Goal ▸
Transcribe exactly the lines from the one containing "Parse this screenshot: output" through the end of the data, both included. Leave out pictures.

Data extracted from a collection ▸
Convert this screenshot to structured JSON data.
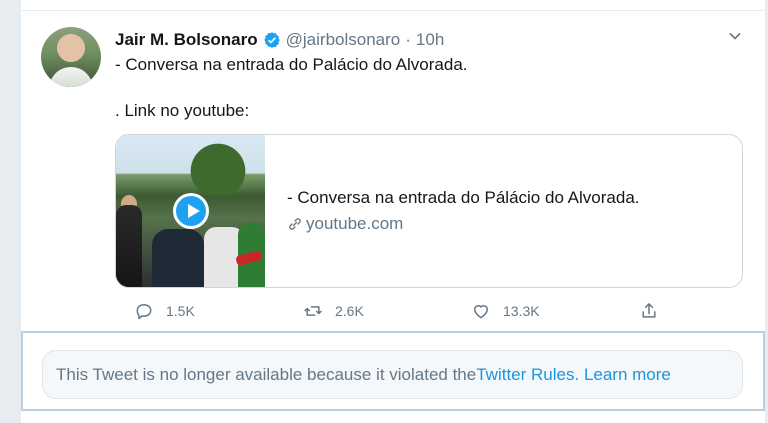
{
  "tweet": {
    "author_name": "Jair M. Bolsonaro",
    "author_handle": "@jairbolsonaro",
    "separator": " · ",
    "time": "10h",
    "lines": [
      "- Conversa na entrada do Palácio do Alvorada.",
      ". Link no youtube:"
    ]
  },
  "card": {
    "title": "- Conversa na entrada do Pálácio do Alvorada.",
    "domain": "youtube.com"
  },
  "actions": {
    "replies": "1.5K",
    "retweets": "2.6K",
    "likes": "13.3K"
  },
  "notice": {
    "text": "This Tweet is no longer available because it violated the ",
    "rules_link": "Twitter Rules.",
    "learn_more": "Learn more"
  },
  "icons": {
    "verified": "verified-badge-icon",
    "caret": "chevron-down-icon",
    "play": "play-icon",
    "link": "link-icon",
    "reply": "reply-icon",
    "retweet": "retweet-icon",
    "like": "heart-icon",
    "share": "share-icon"
  },
  "colors": {
    "accent": "#1da1f2",
    "link": "#1b95e0",
    "muted": "#657786",
    "notice_border": "#b9cfe4"
  }
}
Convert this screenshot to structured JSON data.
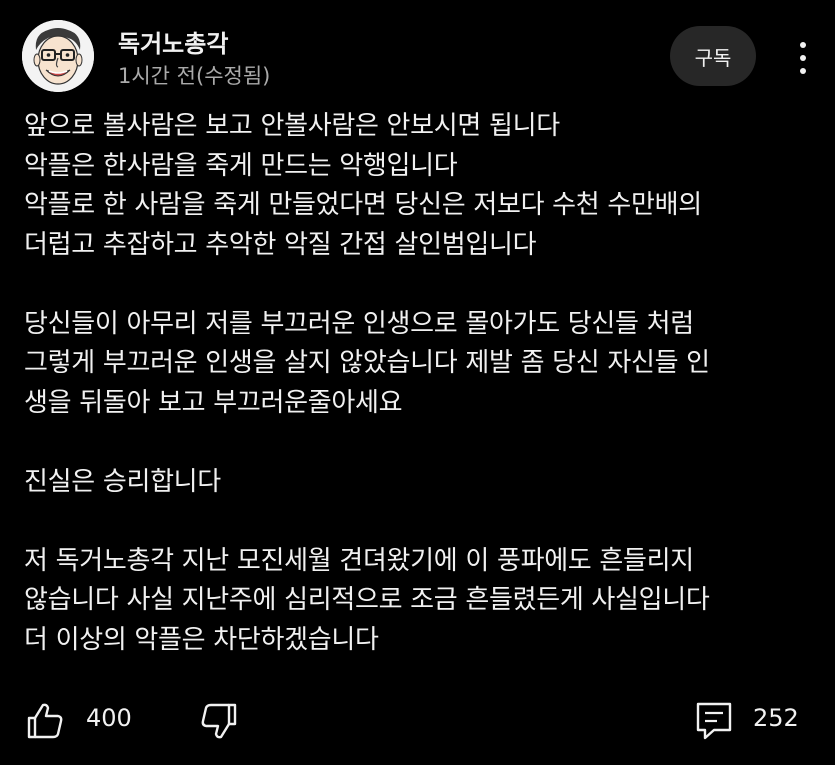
{
  "post": {
    "channel_name": "독거노총각",
    "time": "1시간 전(수정됨)",
    "subscribe_label": "구독",
    "body": {
      "p1": [
        "앞으로 볼사람은 보고 안볼사람은 안보시면 됩니다",
        "악플은 한사람을 죽게 만드는 악행입니다",
        "악플로 한 사람을 죽게 만들었다면 당신은 저보다 수천 수만배의",
        "더럽고 추잡하고 추악한 악질 간접 살인범입니다"
      ],
      "p2": [
        "당신들이 아무리 저를 부끄러운 인생으로 몰아가도 당신들 처럼",
        "그렇게 부끄러운 인생을 살지 않았습니다 제발 좀 당신 자신들 인",
        "생을 뒤돌아 보고 부끄러운줄아세요"
      ],
      "p3": [
        "진실은 승리합니다"
      ],
      "p4": [
        "저 독거노총각 지난 모진세월 견뎌왔기에 이 풍파에도 흔들리지",
        "않습니다 사실 지난주에 심리적으로 조금 흔들렸든게 사실입니다",
        "더 이상의 악플은 차단하겠습니다"
      ]
    },
    "like_count": "400",
    "comment_count": "252"
  },
  "icons": {
    "like": "thumbs-up-icon",
    "dislike": "thumbs-down-icon",
    "comment": "comment-icon",
    "more": "more-vertical-icon"
  },
  "colors": {
    "background": "#000000",
    "text": "#f1f1f1",
    "secondary_text": "#aaaaaa",
    "subscribe_bg": "#272727"
  }
}
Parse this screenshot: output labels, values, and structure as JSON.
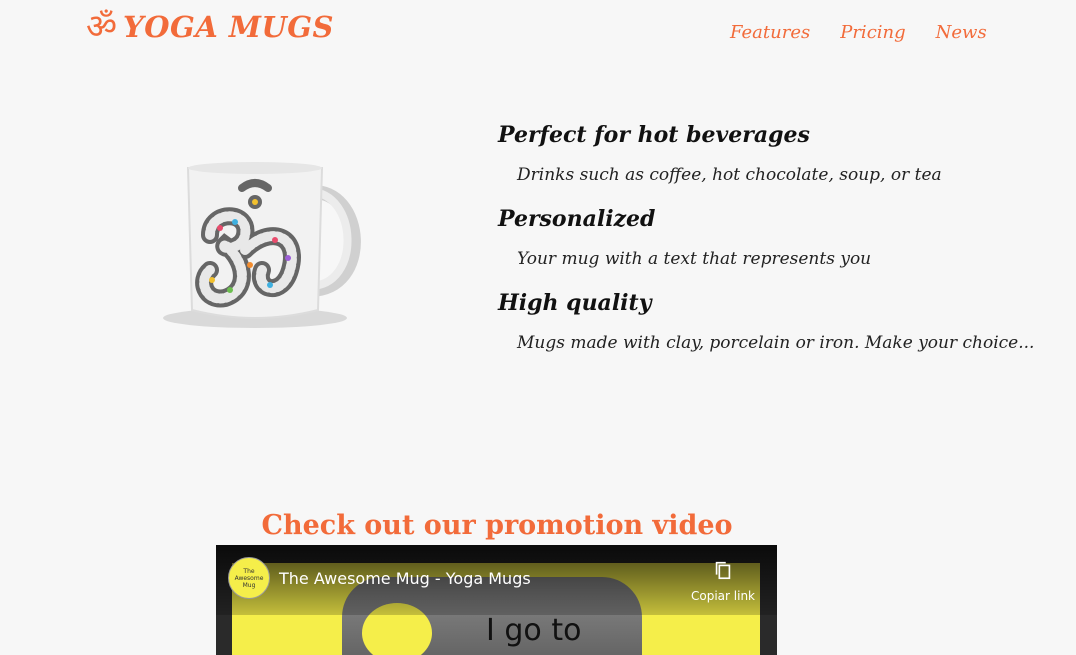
{
  "header": {
    "logo_symbol": "ॐ",
    "logo_text": "YOGA MUGS",
    "nav": [
      {
        "label": "Features"
      },
      {
        "label": "Pricing"
      },
      {
        "label": "News"
      }
    ]
  },
  "features": [
    {
      "title": "Perfect for hot beverages",
      "desc": "Drinks such as coffee, hot chocolate, soup, or tea"
    },
    {
      "title": "Personalized",
      "desc": "Your mug with a text that represents you"
    },
    {
      "title": "High quality",
      "desc": "Mugs made with clay, porcelain or iron. Make your choice..."
    }
  ],
  "promo": {
    "title": "Check out our promotion video",
    "video_title": "The Awesome Mug - Yoga Mugs",
    "channel_avatar_text": "The Awesome Mug",
    "copy_link_label": "Copiar link",
    "frame_text": "I go to"
  },
  "colors": {
    "accent": "#f26b3a",
    "background": "#f7f7f7",
    "video_yellow": "#f5ee4a"
  }
}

Response ▸
Parse this screenshot: output labels, values, and structure as JSON.
{
  "header": {
    "logo_symbol": "ॐ",
    "logo_text": "YOGA MUGS",
    "nav": [
      {
        "label": "Features"
      },
      {
        "label": "Pricing"
      },
      {
        "label": "News"
      }
    ]
  },
  "features": [
    {
      "title": "Perfect for hot beverages",
      "desc": "Drinks such as coffee, hot chocolate, soup, or tea"
    },
    {
      "title": "Personalized",
      "desc": "Your mug with a text that represents you"
    },
    {
      "title": "High quality",
      "desc": "Mugs made with clay, porcelain or iron. Make your choice..."
    }
  ],
  "promo": {
    "title": "Check out our promotion video",
    "video_title": "The Awesome Mug - Yoga Mugs",
    "channel_avatar_text": "The Awesome Mug",
    "copy_link_label": "Copiar link",
    "frame_text": "I go to"
  },
  "colors": {
    "accent": "#f26b3a",
    "background": "#f7f7f7",
    "video_yellow": "#f5ee4a"
  }
}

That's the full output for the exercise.